■ EXERCISE INSTRUCTIONS:
Select lines where the word "this" appears.

RECORDED DATA start

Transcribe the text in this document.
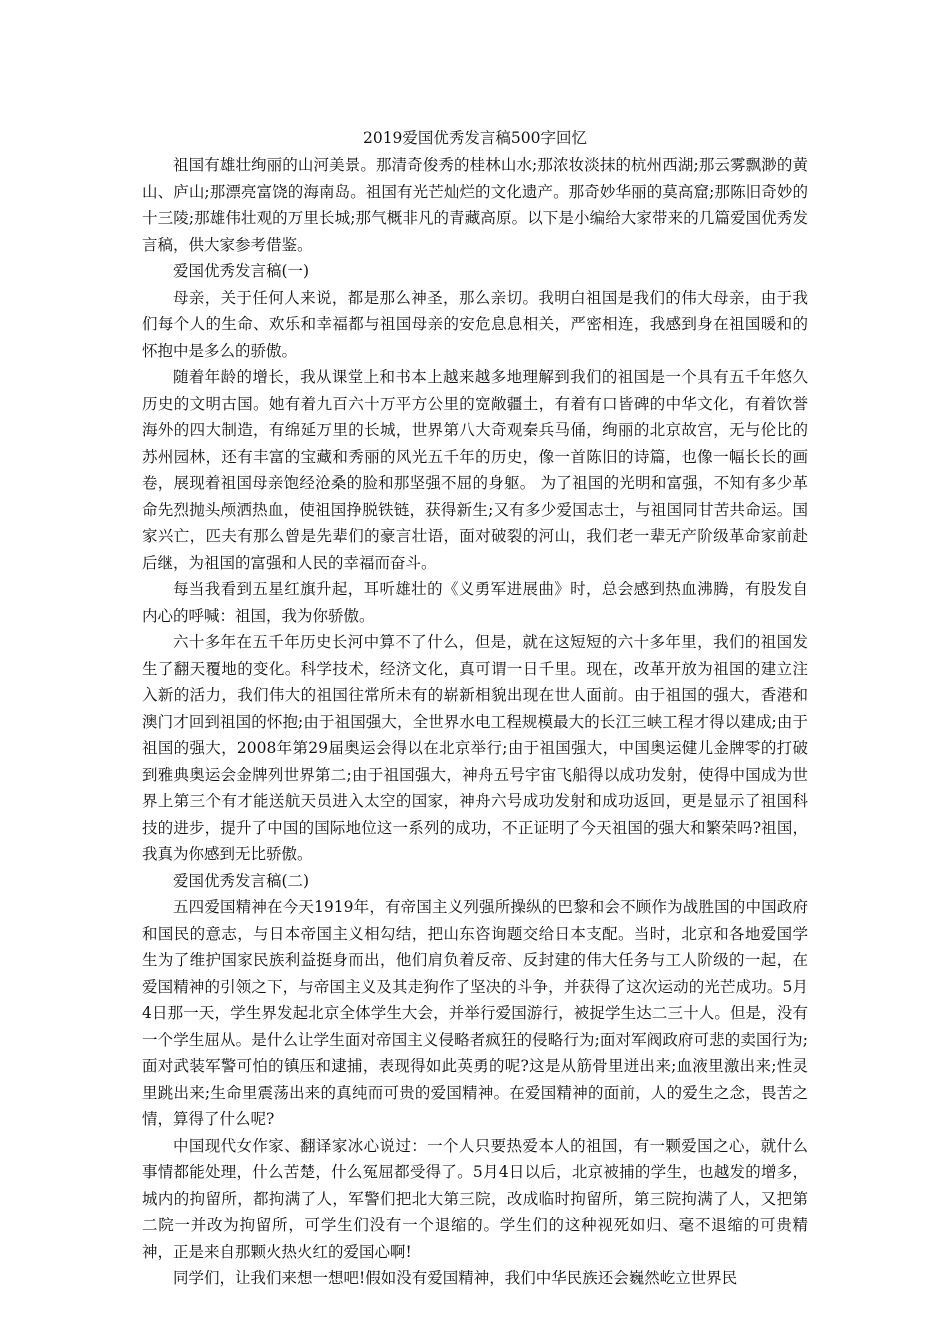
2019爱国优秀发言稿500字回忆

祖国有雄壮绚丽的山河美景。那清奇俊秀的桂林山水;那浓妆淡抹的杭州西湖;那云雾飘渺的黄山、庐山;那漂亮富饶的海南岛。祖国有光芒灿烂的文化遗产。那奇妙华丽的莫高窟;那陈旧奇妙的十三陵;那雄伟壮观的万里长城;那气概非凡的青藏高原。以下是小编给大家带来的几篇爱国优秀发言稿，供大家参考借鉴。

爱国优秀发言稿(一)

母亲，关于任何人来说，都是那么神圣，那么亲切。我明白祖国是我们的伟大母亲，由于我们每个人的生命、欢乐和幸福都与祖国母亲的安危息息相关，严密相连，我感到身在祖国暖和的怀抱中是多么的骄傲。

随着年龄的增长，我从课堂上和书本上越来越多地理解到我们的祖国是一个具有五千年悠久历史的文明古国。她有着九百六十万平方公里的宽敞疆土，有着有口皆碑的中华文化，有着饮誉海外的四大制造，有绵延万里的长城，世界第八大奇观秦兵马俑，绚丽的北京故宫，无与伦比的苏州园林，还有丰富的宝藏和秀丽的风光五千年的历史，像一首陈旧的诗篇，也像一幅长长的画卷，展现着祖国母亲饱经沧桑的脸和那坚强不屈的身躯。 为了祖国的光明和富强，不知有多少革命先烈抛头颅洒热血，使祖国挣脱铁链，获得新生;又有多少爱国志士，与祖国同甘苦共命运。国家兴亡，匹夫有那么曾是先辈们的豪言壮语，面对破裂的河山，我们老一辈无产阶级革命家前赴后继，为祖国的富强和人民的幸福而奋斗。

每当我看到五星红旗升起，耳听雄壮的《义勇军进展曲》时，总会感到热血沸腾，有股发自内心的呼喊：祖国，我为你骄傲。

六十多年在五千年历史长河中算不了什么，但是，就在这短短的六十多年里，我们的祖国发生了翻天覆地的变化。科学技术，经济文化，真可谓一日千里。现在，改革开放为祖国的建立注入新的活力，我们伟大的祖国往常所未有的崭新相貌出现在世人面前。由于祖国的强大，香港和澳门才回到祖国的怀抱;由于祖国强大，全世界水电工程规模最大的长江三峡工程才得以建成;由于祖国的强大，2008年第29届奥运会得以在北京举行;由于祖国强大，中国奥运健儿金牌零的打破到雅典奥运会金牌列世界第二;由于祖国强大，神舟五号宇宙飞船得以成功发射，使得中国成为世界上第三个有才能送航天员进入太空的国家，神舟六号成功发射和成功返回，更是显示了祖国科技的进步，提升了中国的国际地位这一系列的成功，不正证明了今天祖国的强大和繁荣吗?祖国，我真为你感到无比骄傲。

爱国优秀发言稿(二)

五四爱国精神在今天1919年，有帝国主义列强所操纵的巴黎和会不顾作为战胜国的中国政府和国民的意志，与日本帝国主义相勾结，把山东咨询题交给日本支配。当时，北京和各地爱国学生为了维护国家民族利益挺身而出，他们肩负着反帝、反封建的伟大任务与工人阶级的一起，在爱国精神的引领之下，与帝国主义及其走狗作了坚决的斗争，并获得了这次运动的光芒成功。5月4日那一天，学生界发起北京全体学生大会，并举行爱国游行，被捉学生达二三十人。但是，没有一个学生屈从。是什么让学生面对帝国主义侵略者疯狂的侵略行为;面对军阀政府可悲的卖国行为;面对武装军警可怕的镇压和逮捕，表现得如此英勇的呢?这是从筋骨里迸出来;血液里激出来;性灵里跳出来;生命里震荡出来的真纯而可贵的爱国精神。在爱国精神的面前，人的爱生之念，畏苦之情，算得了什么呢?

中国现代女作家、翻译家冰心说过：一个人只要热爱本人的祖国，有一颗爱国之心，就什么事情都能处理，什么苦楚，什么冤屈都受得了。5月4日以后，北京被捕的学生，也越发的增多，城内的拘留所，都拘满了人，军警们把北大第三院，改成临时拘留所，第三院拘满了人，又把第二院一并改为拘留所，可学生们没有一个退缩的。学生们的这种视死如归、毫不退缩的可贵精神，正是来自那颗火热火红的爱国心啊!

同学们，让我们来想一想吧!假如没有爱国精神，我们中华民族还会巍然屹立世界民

RECORDED DATA end
RECORDED DATA start

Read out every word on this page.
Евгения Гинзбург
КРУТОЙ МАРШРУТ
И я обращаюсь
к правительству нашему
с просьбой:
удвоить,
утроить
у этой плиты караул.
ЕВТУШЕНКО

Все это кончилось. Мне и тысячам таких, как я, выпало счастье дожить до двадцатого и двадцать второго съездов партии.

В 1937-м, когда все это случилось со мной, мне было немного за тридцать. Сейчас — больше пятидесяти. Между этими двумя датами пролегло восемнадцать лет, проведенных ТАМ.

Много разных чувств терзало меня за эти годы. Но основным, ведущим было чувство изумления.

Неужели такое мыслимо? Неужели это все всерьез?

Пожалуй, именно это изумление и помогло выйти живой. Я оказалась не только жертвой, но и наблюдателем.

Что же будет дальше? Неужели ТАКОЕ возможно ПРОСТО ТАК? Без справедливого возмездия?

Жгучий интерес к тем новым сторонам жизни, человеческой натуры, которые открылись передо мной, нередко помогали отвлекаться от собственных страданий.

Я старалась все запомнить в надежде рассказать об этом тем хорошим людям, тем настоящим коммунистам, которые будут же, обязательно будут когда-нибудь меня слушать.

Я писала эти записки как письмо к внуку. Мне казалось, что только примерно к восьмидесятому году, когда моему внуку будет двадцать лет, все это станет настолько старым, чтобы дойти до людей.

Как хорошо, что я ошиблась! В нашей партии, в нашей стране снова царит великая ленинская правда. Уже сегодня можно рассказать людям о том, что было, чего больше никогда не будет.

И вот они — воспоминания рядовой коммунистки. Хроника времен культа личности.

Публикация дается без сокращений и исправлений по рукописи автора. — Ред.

RECORDED DATA end

■ RESULT:
Transcribe the text in this document.
Read out every word on this page.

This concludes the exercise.